▶ Work to complete
#1 According to the geometric means solution, what values can the common ratio take?
#2 Reproduce the records word for word, starting at their first line and ending at the line that contains "back-button[interactable] (32, 102, 116, 186)", with both of those lines included.

▶ Passage
•••
If three geometric means inserted between 1 and 256 , then find the common ratio

To solve the problem of finding the common ratio when three geometric means are inserted between 1 and 256, we can follow these steps: ### Step 1: Understand the Problem We are given two numbers, 1 and 256, and we need to insert three geometric means (let's call them \( g_1, g_2, g_3 \)) between them. This means we have the sequence: \[ 1, g_1, g_2, g_3, 256 \] ### Step 2: Identify the Terms of the Geometric Progression (GP) In a geometric progression, the \( n \)-th term can be expressed as: \[ a_n = a \cdot r^{n-1} \] where \( a \) is the first term, \( r \) is the common ratio, and \( n \) is the term number. Here, the first term \( a = 1 \) and the fifth term (which is 256) can be represented as: \[ a_5 = 1 \cdot r^{5-1} = r^4 \] ### Step 3: Set Up the Equation Since the fifth term is given as 256, we can set up the equation: \[ r^4 = 256 \] ### Step 4: Solve for the Common Ratio \( r \) To find \( r \), we need to take the fourth root of both sides: \[ r = \sqrt[4]{256} \] ### Step 5: Calculate the Fourth Root We know that: \[ 256 = 4^4 \] Thus, \[ r = \sqrt[4]{4^4} = 4 \] ### Step 6: Consider the Negative Root Since the common ratio in a geometric progression can also be negative, we also consider: \[ r = -4 \] ### Final Answer Therefore, the common ratio can be: \[ r = 4 \quad \text{or} \quad r = -4 \] ### Summary The common ratio when three geometric means are inserted between 1 and 256 is \( r = \pm 4 \). ---
•••
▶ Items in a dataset
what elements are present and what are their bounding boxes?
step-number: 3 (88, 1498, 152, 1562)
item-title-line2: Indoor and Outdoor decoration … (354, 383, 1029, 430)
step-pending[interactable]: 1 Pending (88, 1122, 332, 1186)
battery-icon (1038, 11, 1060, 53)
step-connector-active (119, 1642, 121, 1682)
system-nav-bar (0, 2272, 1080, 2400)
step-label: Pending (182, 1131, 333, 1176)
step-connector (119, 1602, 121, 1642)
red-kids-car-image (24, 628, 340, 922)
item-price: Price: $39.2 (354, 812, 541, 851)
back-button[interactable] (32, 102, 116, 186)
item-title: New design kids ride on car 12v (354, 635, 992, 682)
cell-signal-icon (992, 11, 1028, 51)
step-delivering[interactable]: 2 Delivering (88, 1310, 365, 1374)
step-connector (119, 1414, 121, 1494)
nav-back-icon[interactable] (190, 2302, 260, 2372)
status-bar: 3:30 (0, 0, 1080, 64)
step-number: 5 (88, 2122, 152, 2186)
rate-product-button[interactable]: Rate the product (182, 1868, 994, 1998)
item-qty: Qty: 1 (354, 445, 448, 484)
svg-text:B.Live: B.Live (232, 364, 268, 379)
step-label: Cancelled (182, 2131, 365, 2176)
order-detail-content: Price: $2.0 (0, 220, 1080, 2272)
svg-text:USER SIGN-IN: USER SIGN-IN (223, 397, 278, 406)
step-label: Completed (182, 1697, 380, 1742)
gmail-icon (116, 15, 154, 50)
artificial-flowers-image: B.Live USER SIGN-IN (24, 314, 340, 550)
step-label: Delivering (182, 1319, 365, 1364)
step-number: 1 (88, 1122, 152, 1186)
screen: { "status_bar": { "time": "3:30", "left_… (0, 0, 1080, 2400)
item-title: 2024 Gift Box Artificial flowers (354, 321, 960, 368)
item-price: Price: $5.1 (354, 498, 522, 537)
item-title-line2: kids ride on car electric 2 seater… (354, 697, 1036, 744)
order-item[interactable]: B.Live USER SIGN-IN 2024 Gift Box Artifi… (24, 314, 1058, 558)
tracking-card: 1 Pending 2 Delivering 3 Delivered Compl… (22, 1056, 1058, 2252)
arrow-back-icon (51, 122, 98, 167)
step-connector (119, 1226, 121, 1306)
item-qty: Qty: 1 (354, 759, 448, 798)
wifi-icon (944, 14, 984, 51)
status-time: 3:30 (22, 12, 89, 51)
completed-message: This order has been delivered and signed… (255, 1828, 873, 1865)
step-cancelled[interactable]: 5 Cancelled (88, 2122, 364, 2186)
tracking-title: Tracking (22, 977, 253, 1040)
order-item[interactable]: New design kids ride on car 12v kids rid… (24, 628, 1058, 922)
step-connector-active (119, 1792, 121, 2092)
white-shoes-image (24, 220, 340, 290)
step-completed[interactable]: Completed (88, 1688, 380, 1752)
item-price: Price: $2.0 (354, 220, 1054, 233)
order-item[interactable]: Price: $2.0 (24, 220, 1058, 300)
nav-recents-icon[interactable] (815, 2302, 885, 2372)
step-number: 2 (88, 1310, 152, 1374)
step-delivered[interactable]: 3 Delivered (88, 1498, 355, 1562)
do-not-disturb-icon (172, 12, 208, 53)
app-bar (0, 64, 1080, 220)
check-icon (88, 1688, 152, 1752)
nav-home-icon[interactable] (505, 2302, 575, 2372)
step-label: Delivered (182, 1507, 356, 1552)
•••
▶ Answers for the exercise
#1 The common ratio can be 4 or -4.

#2
what elements are present and what are their bounding boxes?
step-number: 3 (88, 1498, 152, 1562)
item-title-line2: Indoor and Outdoor decoration … (354, 383, 1029, 430)
step-pending[interactable]: 1 Pending (88, 1122, 332, 1186)
battery-icon (1038, 11, 1060, 53)
step-connector-active (119, 1642, 121, 1682)
system-nav-bar (0, 2272, 1080, 2400)
step-label: Pending (182, 1131, 333, 1176)
step-connector (119, 1602, 121, 1642)
red-kids-car-image (24, 628, 340, 922)
item-price: Price: $39.2 (354, 812, 541, 851)
back-button[interactable] (32, 102, 116, 186)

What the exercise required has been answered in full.